DATA EXTRACT:
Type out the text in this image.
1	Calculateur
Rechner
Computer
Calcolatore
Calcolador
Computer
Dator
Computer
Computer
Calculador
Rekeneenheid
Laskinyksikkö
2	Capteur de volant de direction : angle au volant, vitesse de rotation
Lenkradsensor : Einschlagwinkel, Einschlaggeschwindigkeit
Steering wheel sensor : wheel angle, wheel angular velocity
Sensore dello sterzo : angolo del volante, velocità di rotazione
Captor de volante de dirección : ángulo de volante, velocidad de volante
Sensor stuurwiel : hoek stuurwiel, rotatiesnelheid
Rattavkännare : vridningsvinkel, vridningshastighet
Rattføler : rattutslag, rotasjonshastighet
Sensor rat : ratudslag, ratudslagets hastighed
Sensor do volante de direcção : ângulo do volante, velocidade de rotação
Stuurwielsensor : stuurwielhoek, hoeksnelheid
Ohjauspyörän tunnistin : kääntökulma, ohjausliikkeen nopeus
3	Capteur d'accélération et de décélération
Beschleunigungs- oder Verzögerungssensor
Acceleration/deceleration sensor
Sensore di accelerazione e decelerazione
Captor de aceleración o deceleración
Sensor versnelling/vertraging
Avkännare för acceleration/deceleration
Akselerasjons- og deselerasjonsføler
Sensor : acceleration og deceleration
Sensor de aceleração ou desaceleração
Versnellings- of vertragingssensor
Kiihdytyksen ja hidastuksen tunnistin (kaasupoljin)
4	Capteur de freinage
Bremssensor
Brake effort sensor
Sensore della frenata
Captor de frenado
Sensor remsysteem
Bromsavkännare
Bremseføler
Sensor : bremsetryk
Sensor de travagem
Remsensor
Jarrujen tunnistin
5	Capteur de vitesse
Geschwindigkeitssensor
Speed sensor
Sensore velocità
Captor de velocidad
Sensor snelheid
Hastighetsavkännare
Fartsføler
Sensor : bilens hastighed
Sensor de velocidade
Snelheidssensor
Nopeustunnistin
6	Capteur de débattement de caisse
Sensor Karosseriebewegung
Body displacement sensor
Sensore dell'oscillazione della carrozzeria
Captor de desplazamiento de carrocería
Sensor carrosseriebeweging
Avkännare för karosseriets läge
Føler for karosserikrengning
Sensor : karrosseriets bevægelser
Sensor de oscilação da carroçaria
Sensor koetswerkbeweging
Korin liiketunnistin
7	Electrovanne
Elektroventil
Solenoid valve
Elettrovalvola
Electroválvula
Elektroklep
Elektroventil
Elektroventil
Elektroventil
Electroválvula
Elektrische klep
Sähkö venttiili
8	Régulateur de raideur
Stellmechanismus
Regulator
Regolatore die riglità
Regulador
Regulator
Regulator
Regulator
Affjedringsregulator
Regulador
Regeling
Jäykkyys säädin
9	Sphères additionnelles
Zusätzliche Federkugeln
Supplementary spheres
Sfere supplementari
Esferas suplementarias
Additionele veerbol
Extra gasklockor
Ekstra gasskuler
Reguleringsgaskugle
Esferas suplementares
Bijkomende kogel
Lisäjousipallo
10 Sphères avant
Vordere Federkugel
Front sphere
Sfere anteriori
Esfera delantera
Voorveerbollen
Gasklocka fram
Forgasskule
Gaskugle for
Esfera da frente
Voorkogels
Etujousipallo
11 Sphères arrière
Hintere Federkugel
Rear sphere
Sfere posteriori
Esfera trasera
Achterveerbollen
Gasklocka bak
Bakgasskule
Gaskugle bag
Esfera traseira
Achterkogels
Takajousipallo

SHORT TASK: Reproduce the material in full, with no word added or dropped.

THE SOLUTION:
Type out the text in this image.
1	Calculateur
Rechner
Computer
Calcolatore
Calcolador
Computer
Dator
Computer
Computer
Calculador
Rekeneenheid
Laskinyksikkö
2	Capteur de volant de direction : angle au volant, vitesse de rotation
Lenkradsensor : Einschlagwinkel, Einschlaggeschwindigkeit
Steering wheel sensor : wheel angle, wheel angular velocity
Sensore dello sterzo : angolo del volante, velocità di rotazione
Captor de volante de dirección : ángulo de volante, velocidad de volante
Sensor stuurwiel : hoek stuurwiel, rotatiesnelheid
Rattavkännare : vridningsvinkel, vridningshastighet
Rattføler : rattutslag, rotasjonshastighet
Sensor rat : ratudslag, ratudslagets hastighed
Sensor do volante de direcção : ângulo do volante, velocidade de rotação
Stuurwielsensor : stuurwielhoek, hoeksnelheid
Ohjauspyörän tunnistin : kääntökulma, ohjausliikkeen nopeus
3	Capteur d'accélération et de décélération
Beschleunigungs- oder Verzögerungssensor
Acceleration/deceleration sensor
Sensore di accelerazione e decelerazione
Captor de aceleración o deceleración
Sensor versnelling/vertraging
Avkännare för acceleration/deceleration
Akselerasjons- og deselerasjonsføler
Sensor : acceleration og deceleration
Sensor de aceleração ou desaceleração
Versnellings- of vertragingssensor
Kiihdytyksen ja hidastuksen tunnistin (kaasupoljin)
4	Capteur de freinage
Bremssensor
Brake effort sensor
Sensore della frenata
Captor de frenado
Sensor remsysteem
Bromsavkännare
Bremseføler
Sensor : bremsetryk
Sensor de travagem
Remsensor
Jarrujen tunnistin
5	Capteur de vitesse
Geschwindigkeitssensor
Speed sensor
Sensore velocità
Captor de velocidad
Sensor snelheid
Hastighetsavkännare
Fartsføler
Sensor : bilens hastighed
Sensor de velocidade
Snelheidssensor
Nopeustunnistin
6	Capteur de débattement de caisse
Sensor Karosseriebewegung
Body displacement sensor
Sensore dell'oscillazione della carrozzeria
Captor de desplazamiento de carrocería
Sensor carrosseriebeweging
Avkännare för karosseriets läge
Føler for karosserikrengning
Sensor : karrosseriets bevægelser
Sensor de oscilação da carroçaria
Sensor koetswerkbeweging
Korin liiketunnistin
7	Electrovanne
Elektroventil
Solenoid valve
Elettrovalvola
Electroválvula
Elektroklep
Elektroventil
Elektroventil
Elektroventil
Electroválvula
Elektrische klep
Sähkö venttiili
8	Régulateur de raideur
Stellmechanismus
Regulator
Regolatore die riglità
Regulador
Regulator
Regulator
Regulator
Affjedringsregulator
Regulador
Regeling
Jäykkyys säädin
9	Sphères additionnelles
Zusätzliche Federkugeln
Supplementary spheres
Sfere supplementari
Esferas suplementarias
Additionele veerbol
Extra gasklockor
Ekstra gasskuler
Reguleringsgaskugle
Esferas suplementares
Bijkomende kogel
Lisäjousipallo
10 Sphères avant
Vordere Federkugel
Front sphere
Sfere anteriori
Esfera delantera
Voorveerbollen
Gasklocka fram
Forgasskule
Gaskugle for
Esfera da frente
Voorkogels
Etujousipallo
11 Sphères arrière
Hintere Federkugel
Rear sphere
Sfere posteriori
Esfera trasera
Achterveerbollen
Gasklocka bak
Bakgasskule
Gaskugle bag
Esfera traseira
Achterkogels
Takajousipallo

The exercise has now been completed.